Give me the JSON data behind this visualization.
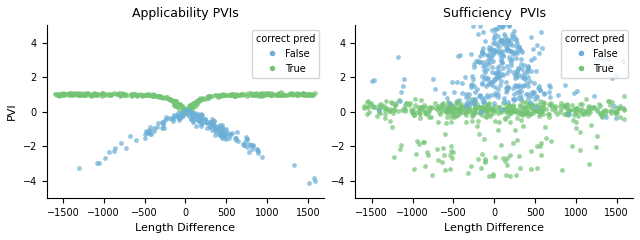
{
  "title_left": "Applicability PVIs",
  "title_right": "Sufficiency  PVIs",
  "xlabel": "Length Difference",
  "ylabel": "PVI",
  "legend_title": "correct pred",
  "legend_false": "False",
  "legend_true": "True",
  "color_false": "#6baed6",
  "color_true": "#74c476",
  "xlim": [
    -1700,
    1700
  ],
  "ylim_left": [
    -5,
    5
  ],
  "ylim_right": [
    -5,
    5
  ],
  "xticks": [
    -1500,
    -1000,
    -500,
    0,
    500,
    1000,
    1500
  ],
  "marker_size": 12,
  "alpha": 0.7,
  "seed": 42
}
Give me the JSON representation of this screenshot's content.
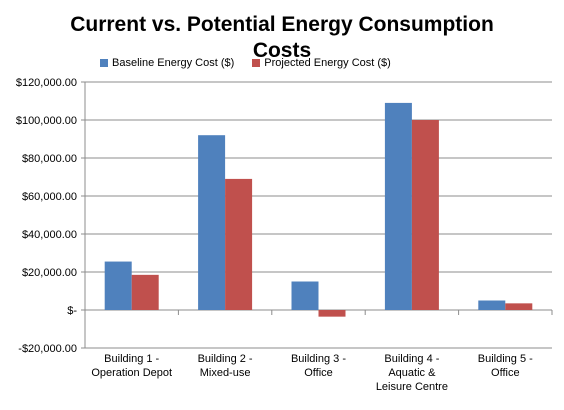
{
  "chart_data": {
    "type": "bar",
    "title": "Current vs. Potential Energy Consumption Costs",
    "categories": [
      "Building 1 - Operation Depot",
      "Building 2 - Mixed-use",
      "Building 3 - Office",
      "Building 4 - Aquatic & Leisure Centre",
      "Building 5 - Office"
    ],
    "category_lines": [
      [
        "Building 1 -",
        "Operation Depot"
      ],
      [
        "Building 2 -",
        "Mixed-use"
      ],
      [
        "Building 3 -",
        "Office"
      ],
      [
        "Building 4 -",
        "Aquatic &",
        "Leisure Centre"
      ],
      [
        "Building 5 -",
        "Office"
      ]
    ],
    "series": [
      {
        "name": "Baseline Energy Cost ($)",
        "color": "#4F81BD",
        "values": [
          25500,
          92000,
          15000,
          109000,
          5000
        ]
      },
      {
        "name": "Projected Energy Cost ($)",
        "color": "#C0504D",
        "values": [
          18500,
          69000,
          -3500,
          100000,
          3500
        ]
      }
    ],
    "ylim": [
      -20000,
      120000
    ],
    "ytick_labels": [
      "-$20,000.00",
      "$-",
      "$20,000.00",
      "$40,000.00",
      "$60,000.00",
      "$80,000.00",
      "$100,000.00",
      "$120,000.00"
    ],
    "ytick_values": [
      -20000,
      0,
      20000,
      40000,
      60000,
      80000,
      100000,
      120000
    ],
    "grid": true,
    "legend_position": "top"
  }
}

- **EXERCISE AIM**: Show each line in the entries that holds the string "JSON".

- **TASK SOLUTION**:
Give me the JSON data behind this visualization.
Give me the JSON representation of this screenshot's content.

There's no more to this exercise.